# Start of Available data

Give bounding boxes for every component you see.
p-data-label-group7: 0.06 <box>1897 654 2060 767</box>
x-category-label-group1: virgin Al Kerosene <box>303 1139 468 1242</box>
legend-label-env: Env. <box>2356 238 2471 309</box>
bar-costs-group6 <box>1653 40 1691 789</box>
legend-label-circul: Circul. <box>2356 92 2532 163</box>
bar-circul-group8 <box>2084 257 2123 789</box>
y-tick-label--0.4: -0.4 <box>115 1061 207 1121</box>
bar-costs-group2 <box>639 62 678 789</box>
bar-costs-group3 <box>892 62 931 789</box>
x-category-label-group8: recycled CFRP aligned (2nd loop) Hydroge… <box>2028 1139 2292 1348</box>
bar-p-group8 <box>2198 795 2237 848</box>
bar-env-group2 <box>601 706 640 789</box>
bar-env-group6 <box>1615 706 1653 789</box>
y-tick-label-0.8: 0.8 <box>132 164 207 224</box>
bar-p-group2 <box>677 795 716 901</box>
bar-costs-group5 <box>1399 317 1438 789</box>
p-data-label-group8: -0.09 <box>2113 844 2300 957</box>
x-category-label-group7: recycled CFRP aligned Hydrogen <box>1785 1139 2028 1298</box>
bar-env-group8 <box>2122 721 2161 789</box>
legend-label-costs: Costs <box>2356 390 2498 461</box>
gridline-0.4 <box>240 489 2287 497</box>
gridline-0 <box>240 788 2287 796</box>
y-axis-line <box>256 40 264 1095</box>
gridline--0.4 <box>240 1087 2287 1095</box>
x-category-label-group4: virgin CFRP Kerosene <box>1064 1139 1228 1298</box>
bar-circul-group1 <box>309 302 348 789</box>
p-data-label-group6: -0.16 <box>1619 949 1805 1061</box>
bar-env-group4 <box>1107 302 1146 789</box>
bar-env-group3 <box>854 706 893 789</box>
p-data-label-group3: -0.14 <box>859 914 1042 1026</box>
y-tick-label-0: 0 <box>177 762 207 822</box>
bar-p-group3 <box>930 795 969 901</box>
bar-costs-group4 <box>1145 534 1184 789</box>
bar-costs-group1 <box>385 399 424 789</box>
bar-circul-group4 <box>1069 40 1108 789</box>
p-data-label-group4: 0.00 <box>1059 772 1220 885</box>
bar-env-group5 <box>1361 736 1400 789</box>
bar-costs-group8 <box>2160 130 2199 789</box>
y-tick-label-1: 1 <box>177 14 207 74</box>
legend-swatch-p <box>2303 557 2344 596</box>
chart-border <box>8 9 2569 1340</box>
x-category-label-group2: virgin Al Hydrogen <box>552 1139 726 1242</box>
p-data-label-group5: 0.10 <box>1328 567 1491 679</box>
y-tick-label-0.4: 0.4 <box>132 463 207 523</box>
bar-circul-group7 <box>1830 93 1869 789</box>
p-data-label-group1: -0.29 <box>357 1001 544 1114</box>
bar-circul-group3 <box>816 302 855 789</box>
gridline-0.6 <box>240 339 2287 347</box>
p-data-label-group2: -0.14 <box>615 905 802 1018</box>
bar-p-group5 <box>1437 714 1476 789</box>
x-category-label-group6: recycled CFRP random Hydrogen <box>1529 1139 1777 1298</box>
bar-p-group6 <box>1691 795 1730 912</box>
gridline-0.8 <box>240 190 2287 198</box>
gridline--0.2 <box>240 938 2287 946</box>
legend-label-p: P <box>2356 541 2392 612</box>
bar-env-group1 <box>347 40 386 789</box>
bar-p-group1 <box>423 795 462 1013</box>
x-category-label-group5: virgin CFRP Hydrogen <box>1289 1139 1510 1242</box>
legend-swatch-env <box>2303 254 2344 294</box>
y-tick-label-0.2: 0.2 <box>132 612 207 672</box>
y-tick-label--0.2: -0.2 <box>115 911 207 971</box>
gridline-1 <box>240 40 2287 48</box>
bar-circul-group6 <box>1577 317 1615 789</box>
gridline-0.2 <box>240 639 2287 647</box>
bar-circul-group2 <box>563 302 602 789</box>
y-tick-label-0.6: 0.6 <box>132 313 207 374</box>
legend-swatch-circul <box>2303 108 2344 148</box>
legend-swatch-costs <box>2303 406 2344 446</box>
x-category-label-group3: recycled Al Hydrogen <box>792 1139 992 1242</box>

# End of Available data

— What you need to do —
Rewrite every line of the records as a JSON list of strings, one string per line, leaving out blank lines.

— Result of the task —
[
  "Give bounding boxes for every component you see.",
  "p-data-label-group7: 0.06 <box>1897 654 2060 767</box>",
  "x-category-label-group1: virgin Al Kerosene <box>303 1139 468 1242</box>",
  "legend-label-env: Env. <box>2356 238 2471 309</box>",
  "bar-costs-group6 <box>1653 40 1691 789</box>",
  "legend-label-circul: Circul. <box>2356 92 2532 163</box>",
  "bar-circul-group8 <box>2084 257 2123 789</box>",
  "y-tick-label--0.4: -0.4 <box>115 1061 207 1121</box>",
  "bar-costs-group2 <box>639 62 678 789</box>",
  "bar-costs-group3 <box>892 62 931 789</box>",
  "x-category-label-group8: recycled CFRP aligned (2nd loop) Hydroge… <box>2028 1139 2292 1348</box>",
  "bar-p-group8 <box>2198 795 2237 848</box>",
  "bar-env-group2 <box>601 706 640 789</box>",
  "bar-env-group6 <box>1615 706 1653 789</box>",
  "y-tick-label-0.8: 0.8 <box>132 164 207 224</box>",
  "bar-p-group2 <box>677 795 716 901</box>",
  "bar-costs-group5 <box>1399 317 1438 789</box>",
  "p-data-label-group8: -0.09 <box>2113 844 2300 957</box>",
  "x-category-label-group7: recycled CFRP aligned Hydrogen <box>1785 1139 2028 1298</box>",
  "bar-env-group8 <box>2122 721 2161 789</box>",
  "legend-label-costs: Costs <box>2356 390 2498 461</box>",
  "gridline-0.4 <box>240 489 2287 497</box>",
  "gridline-0 <box>240 788 2287 796</box>",
  "y-axis-line <box>256 40 264 1095</box>",
  "gridline--0.4 <box>240 1087 2287 1095</box>",
  "x-category-label-group4: virgin CFRP Kerosene <box>1064 1139 1228 1298</box>",
  "bar-circul-group1 <box>309 302 348 789</box>",
  "p-data-label-group6: -0.16 <box>1619 949 1805 1061</box>",
  "bar-env-group4 <box>1107 302 1146 789</box>",
  "bar-env-group3 <box>854 706 893 789</box>",
  "p-data-label-group3: -0.14 <box>859 914 1042 1026</box>",
  "y-tick-label-0: 0 <box>177 762 207 822</box>",
  "bar-p-group3 <box>930 795 969 901</box>",
  "bar-costs-group4 <box>1145 534 1184 789</box>",
  "bar-costs-group1 <box>385 399 424 789</box>",
  "bar-circul-group4 <box>1069 40 1108 789</box>",
  "p-data-label-group4: 0.00 <box>1059 772 1220 885</box>",
  "bar-env-group5 <box>1361 736 1400 789</box>",
  "bar-costs-group8 <box>2160 130 2199 789</box>",
  "y-tick-label-1: 1 <box>177 14 207 74</box>",
  "legend-swatch-p <box>2303 557 2344 596</box>",
  "chart-border <box>8 9 2569 1340</box>",
  "x-category-label-group2: virgin Al Hydrogen <box>552 1139 726 1242</box>",
  "p-data-label-group5: 0.10 <box>1328 567 1491 679</box>",
  "y-tick-label-0.4: 0.4 <box>132 463 207 523</box>",
  "bar-circul-group7 <box>1830 93 1869 789</box>",
  "p-data-label-group1: -0.29 <box>357 1001 544 1114</box>",
  "bar-circul-group3 <box>816 302 855 789</box>",
  "gridline-0.6 <box>240 339 2287 347</box>",
  "p-data-label-group2: -0.14 <box>615 905 802 1018</box>",
  "bar-p-group5 <box>1437 714 1476 789</box>",
  "x-category-label-group6: recycled CFRP random Hydrogen <box>1529 1139 1777 1298</box>",
  "bar-p-group6 <box>1691 795 1730 912</box>",
  "gridline-0.8 <box>240 190 2287 198</box>",
  "gridline--0.2 <box>240 938 2287 946</box>",
  "legend-label-p: P <box>2356 541 2392 612</box>",
  "bar-env-group1 <box>347 40 386 789</box>",
  "bar-p-group1 <box>423 795 462 1013</box>",
  "x-category-label-group5: virgin CFRP Hydrogen <box>1289 1139 1510 1242</box>",
  "legend-swatch-env <box>2303 254 2344 294</box>",
  "y-tick-label-0.2: 0.2 <box>132 612 207 672</box>",
  "y-tick-label--0.2: -0.2 <box>115 911 207 971</box>",
  "gridline-1 <box>240 40 2287 48</box>",
  "bar-circul-group6 <box>1577 317 1615 789</box>",
  "gridline-0.2 <box>240 639 2287 647</box>",
  "bar-circul-group2 <box>563 302 602 789</box>",
  "y-tick-label-0.6: 0.6 <box>132 313 207 374</box>",
  "legend-swatch-circul <box>2303 108 2344 148</box>",
  "legend-swatch-costs <box>2303 406 2344 446</box>",
  "x-category-label-group3: recycled Al Hydrogen <box>792 1139 992 1242</box>"
]